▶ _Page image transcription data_
************

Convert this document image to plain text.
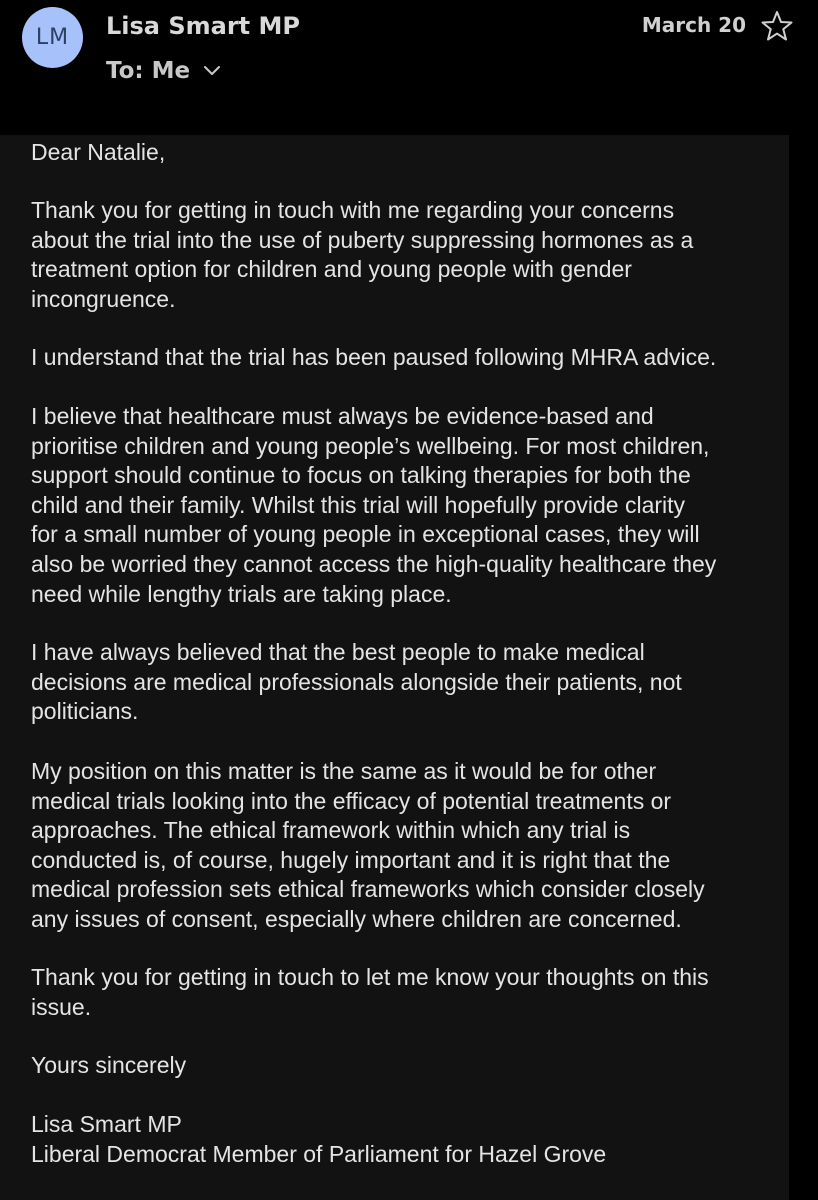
LM	Lisa Smart MP
To: Me
March 20

Dear Natalie,

Thank you for getting in touch with me regarding your concerns
about the trial into the use of puberty suppressing hormones as a
treatment option for children and young people with gender
incongruence.

I understand that the trial has been paused following MHRA advice.

I believe that healthcare must always be evidence-based and
prioritise children and young people’s wellbeing. For most children,
support should continue to focus on talking therapies for both the
child and their family. Whilst this trial will hopefully provide clarity
for a small number of young people in exceptional cases, they will
also be worried they cannot access the high-quality healthcare they
need while lengthy trials are taking place.

I have always believed that the best people to make medical
decisions are medical professionals alongside their patients, not
politicians.

My position on this matter is the same as it would be for other
medical trials looking into the efficacy of potential treatments or
approaches. The ethical framework within which any trial is
conducted is, of course, hugely important and it is right that the
medical profession sets ethical frameworks which consider closely
any issues of consent, especially where children are concerned.

Thank you for getting in touch to let me know your thoughts on this
issue.

Yours sincerely

Lisa Smart MP
Liberal Democrat Member of Parliament for Hazel Grove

************

▶ _WHAT YOU HAVE TO DO_
Exactly reproduce each record, leaving out any pictures.

▶ _COMPLETED TASK_
Convert this document image to plain text.
LM	Lisa Smart MP
To: Me
March 20

Dear Natalie,

Thank you for getting in touch with me regarding your concerns
about the trial into the use of puberty suppressing hormones as a
treatment option for children and young people with gender
incongruence.

I understand that the trial has been paused following MHRA advice.

I believe that healthcare must always be evidence-based and
prioritise children and young people’s wellbeing. For most children,
support should continue to focus on talking therapies for both the
child and their family. Whilst this trial will hopefully provide clarity
for a small number of young people in exceptional cases, they will
also be worried they cannot access the high-quality healthcare they
need while lengthy trials are taking place.

I have always believed that the best people to make medical
decisions are medical professionals alongside their patients, not
politicians.

My position on this matter is the same as it would be for other
medical trials looking into the efficacy of potential treatments or
approaches. The ethical framework within which any trial is
conducted is, of course, hugely important and it is right that the
medical profession sets ethical frameworks which consider closely
any issues of consent, especially where children are concerned.

Thank you for getting in touch to let me know your thoughts on this
issue.

Yours sincerely

Lisa Smart MP
Liberal Democrat Member of Parliament for Hazel Grove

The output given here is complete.